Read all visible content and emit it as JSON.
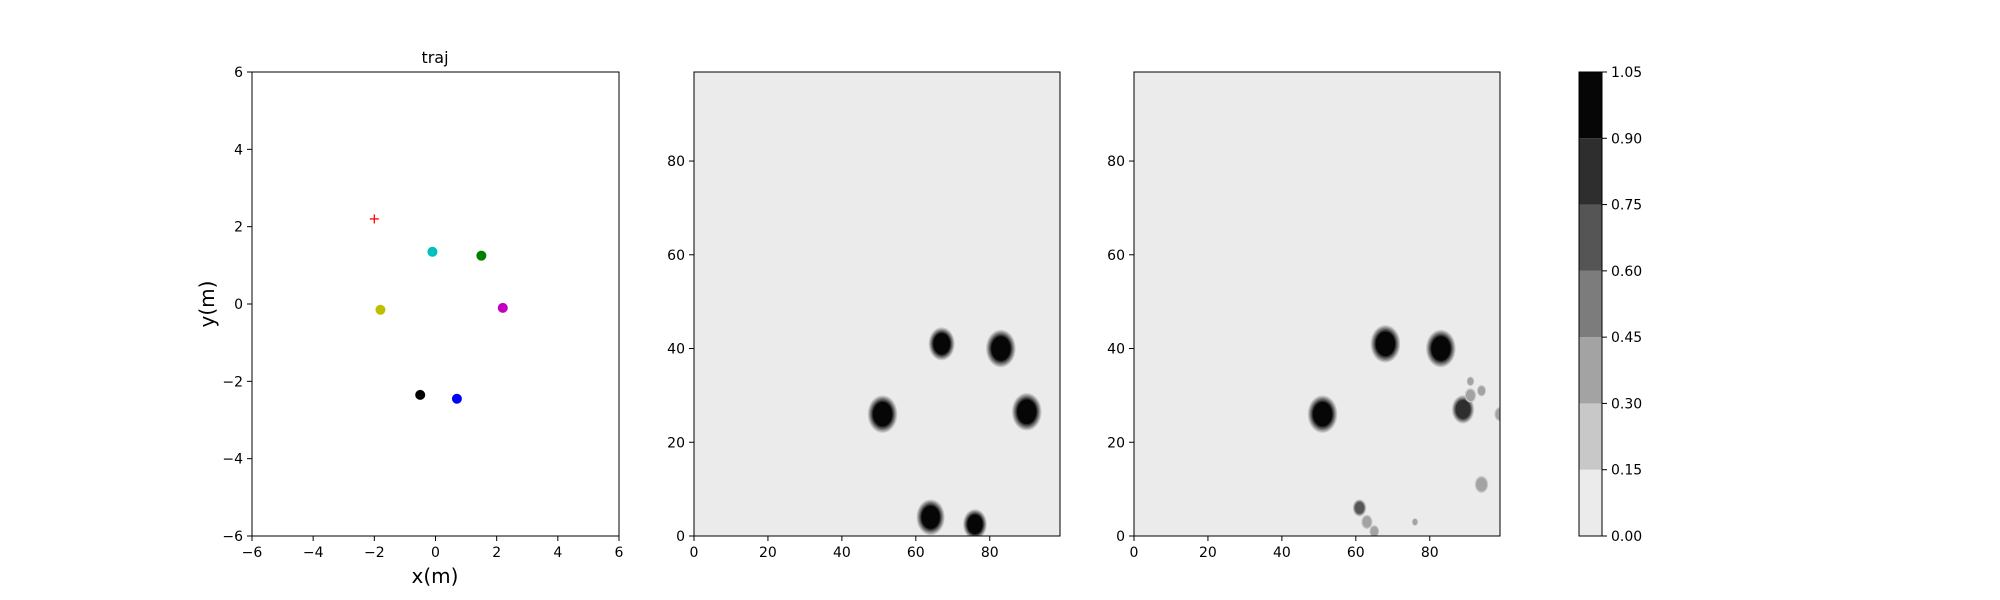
{
  "chart_data": [
    {
      "type": "scatter",
      "title": "traj",
      "xlabel": "x(m)",
      "ylabel": "y(m)",
      "xlim": [
        -6,
        6
      ],
      "ylim": [
        -6,
        6
      ],
      "xticks": [
        "−6",
        "−4",
        "−2",
        "0",
        "2",
        "4",
        "6"
      ],
      "yticks": [
        "−6",
        "−4",
        "−2",
        "0",
        "2",
        "4",
        "6"
      ],
      "grid": false,
      "points": [
        {
          "x": -2.0,
          "y": 2.2,
          "color": "#ff0000",
          "marker": "plus"
        },
        {
          "x": -0.1,
          "y": 1.35,
          "color": "#00bfbf",
          "marker": "circle"
        },
        {
          "x": 1.5,
          "y": 1.25,
          "color": "#008000",
          "marker": "circle"
        },
        {
          "x": -1.8,
          "y": -0.15,
          "color": "#bfbf00",
          "marker": "circle"
        },
        {
          "x": 2.2,
          "y": -0.1,
          "color": "#bf00bf",
          "marker": "circle"
        },
        {
          "x": -0.5,
          "y": -2.35,
          "color": "#000000",
          "marker": "circle"
        },
        {
          "x": 0.7,
          "y": -2.45,
          "color": "#0000ff",
          "marker": "circle"
        }
      ]
    },
    {
      "type": "heatmap",
      "xlim": [
        0,
        99
      ],
      "ylim": [
        0,
        99
      ],
      "xticks": [
        "0",
        "20",
        "40",
        "60",
        "80"
      ],
      "yticks": [
        "0",
        "20",
        "40",
        "60",
        "80"
      ],
      "background_level": 0.0,
      "blobs": [
        {
          "x": 67,
          "y": 41,
          "r": 3.5,
          "level": 1.0
        },
        {
          "x": 83,
          "y": 40,
          "r": 4,
          "level": 1.0
        },
        {
          "x": 51,
          "y": 26,
          "r": 4,
          "level": 1.0
        },
        {
          "x": 90,
          "y": 26.5,
          "r": 4,
          "level": 1.0
        },
        {
          "x": 64,
          "y": 4,
          "r": 3.8,
          "level": 1.0
        },
        {
          "x": 76,
          "y": 2.5,
          "r": 3.2,
          "level": 1.0
        }
      ]
    },
    {
      "type": "heatmap",
      "xlim": [
        0,
        99
      ],
      "ylim": [
        0,
        99
      ],
      "xticks": [
        "0",
        "20",
        "40",
        "60",
        "80"
      ],
      "yticks": [
        "0",
        "20",
        "40",
        "60",
        "80"
      ],
      "background_level": 0.0,
      "blobs": [
        {
          "x": 68,
          "y": 41,
          "r": 4,
          "level": 1.0
        },
        {
          "x": 83,
          "y": 40,
          "r": 4,
          "level": 1.0
        },
        {
          "x": 51,
          "y": 26,
          "r": 4,
          "level": 1.0
        },
        {
          "x": 89,
          "y": 27,
          "r": 3,
          "level": 0.8
        },
        {
          "x": 91,
          "y": 30,
          "r": 1.5,
          "level": 0.3
        },
        {
          "x": 94,
          "y": 31,
          "r": 1.2,
          "level": 0.3
        },
        {
          "x": 91,
          "y": 33,
          "r": 1.0,
          "level": 0.3
        },
        {
          "x": 99,
          "y": 26,
          "r": 1.5,
          "level": 0.4
        },
        {
          "x": 94,
          "y": 11,
          "r": 1.8,
          "level": 0.4
        },
        {
          "x": 61,
          "y": 6,
          "r": 1.8,
          "level": 0.6
        },
        {
          "x": 63,
          "y": 3,
          "r": 1.5,
          "level": 0.4
        },
        {
          "x": 65,
          "y": 1,
          "r": 1.3,
          "level": 0.35
        },
        {
          "x": 76,
          "y": 3,
          "r": 0.8,
          "level": 0.3
        }
      ]
    }
  ],
  "colorbar": {
    "levels": [
      "0.00",
      "0.15",
      "0.30",
      "0.45",
      "0.60",
      "0.75",
      "0.90",
      "1.05"
    ],
    "colors": [
      "#ebebeb",
      "#c8c8c8",
      "#a3a3a3",
      "#7c7c7c",
      "#555555",
      "#2e2e2e",
      "#060606"
    ]
  }
}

GOAL OF THE EXERCISE.
Leave out the pictures and copy every record above exactly.

FINAL RESULT.
Read all visible content and emit it as JSON.
{
  "chart_data": [
    {
      "type": "scatter",
      "title": "traj",
      "xlabel": "x(m)",
      "ylabel": "y(m)",
      "xlim": [
        -6,
        6
      ],
      "ylim": [
        -6,
        6
      ],
      "xticks": [
        "−6",
        "−4",
        "−2",
        "0",
        "2",
        "4",
        "6"
      ],
      "yticks": [
        "−6",
        "−4",
        "−2",
        "0",
        "2",
        "4",
        "6"
      ],
      "grid": false,
      "points": [
        {
          "x": -2.0,
          "y": 2.2,
          "color": "#ff0000",
          "marker": "plus"
        },
        {
          "x": -0.1,
          "y": 1.35,
          "color": "#00bfbf",
          "marker": "circle"
        },
        {
          "x": 1.5,
          "y": 1.25,
          "color": "#008000",
          "marker": "circle"
        },
        {
          "x": -1.8,
          "y": -0.15,
          "color": "#bfbf00",
          "marker": "circle"
        },
        {
          "x": 2.2,
          "y": -0.1,
          "color": "#bf00bf",
          "marker": "circle"
        },
        {
          "x": -0.5,
          "y": -2.35,
          "color": "#000000",
          "marker": "circle"
        },
        {
          "x": 0.7,
          "y": -2.45,
          "color": "#0000ff",
          "marker": "circle"
        }
      ]
    },
    {
      "type": "heatmap",
      "xlim": [
        0,
        99
      ],
      "ylim": [
        0,
        99
      ],
      "xticks": [
        "0",
        "20",
        "40",
        "60",
        "80"
      ],
      "yticks": [
        "0",
        "20",
        "40",
        "60",
        "80"
      ],
      "background_level": 0.0,
      "blobs": [
        {
          "x": 67,
          "y": 41,
          "r": 3.5,
          "level": 1.0
        },
        {
          "x": 83,
          "y": 40,
          "r": 4,
          "level": 1.0
        },
        {
          "x": 51,
          "y": 26,
          "r": 4,
          "level": 1.0
        },
        {
          "x": 90,
          "y": 26.5,
          "r": 4,
          "level": 1.0
        },
        {
          "x": 64,
          "y": 4,
          "r": 3.8,
          "level": 1.0
        },
        {
          "x": 76,
          "y": 2.5,
          "r": 3.2,
          "level": 1.0
        }
      ]
    },
    {
      "type": "heatmap",
      "xlim": [
        0,
        99
      ],
      "ylim": [
        0,
        99
      ],
      "xticks": [
        "0",
        "20",
        "40",
        "60",
        "80"
      ],
      "yticks": [
        "0",
        "20",
        "40",
        "60",
        "80"
      ],
      "background_level": 0.0,
      "blobs": [
        {
          "x": 68,
          "y": 41,
          "r": 4,
          "level": 1.0
        },
        {
          "x": 83,
          "y": 40,
          "r": 4,
          "level": 1.0
        },
        {
          "x": 51,
          "y": 26,
          "r": 4,
          "level": 1.0
        },
        {
          "x": 89,
          "y": 27,
          "r": 3,
          "level": 0.8
        },
        {
          "x": 91,
          "y": 30,
          "r": 1.5,
          "level": 0.3
        },
        {
          "x": 94,
          "y": 31,
          "r": 1.2,
          "level": 0.3
        },
        {
          "x": 91,
          "y": 33,
          "r": 1.0,
          "level": 0.3
        },
        {
          "x": 99,
          "y": 26,
          "r": 1.5,
          "level": 0.4
        },
        {
          "x": 94,
          "y": 11,
          "r": 1.8,
          "level": 0.4
        },
        {
          "x": 61,
          "y": 6,
          "r": 1.8,
          "level": 0.6
        },
        {
          "x": 63,
          "y": 3,
          "r": 1.5,
          "level": 0.4
        },
        {
          "x": 65,
          "y": 1,
          "r": 1.3,
          "level": 0.35
        },
        {
          "x": 76,
          "y": 3,
          "r": 0.8,
          "level": 0.3
        }
      ]
    }
  ],
  "colorbar": {
    "levels": [
      "0.00",
      "0.15",
      "0.30",
      "0.45",
      "0.60",
      "0.75",
      "0.90",
      "1.05"
    ],
    "colors": [
      "#ebebeb",
      "#c8c8c8",
      "#a3a3a3",
      "#7c7c7c",
      "#555555",
      "#2e2e2e",
      "#060606"
    ]
  }
}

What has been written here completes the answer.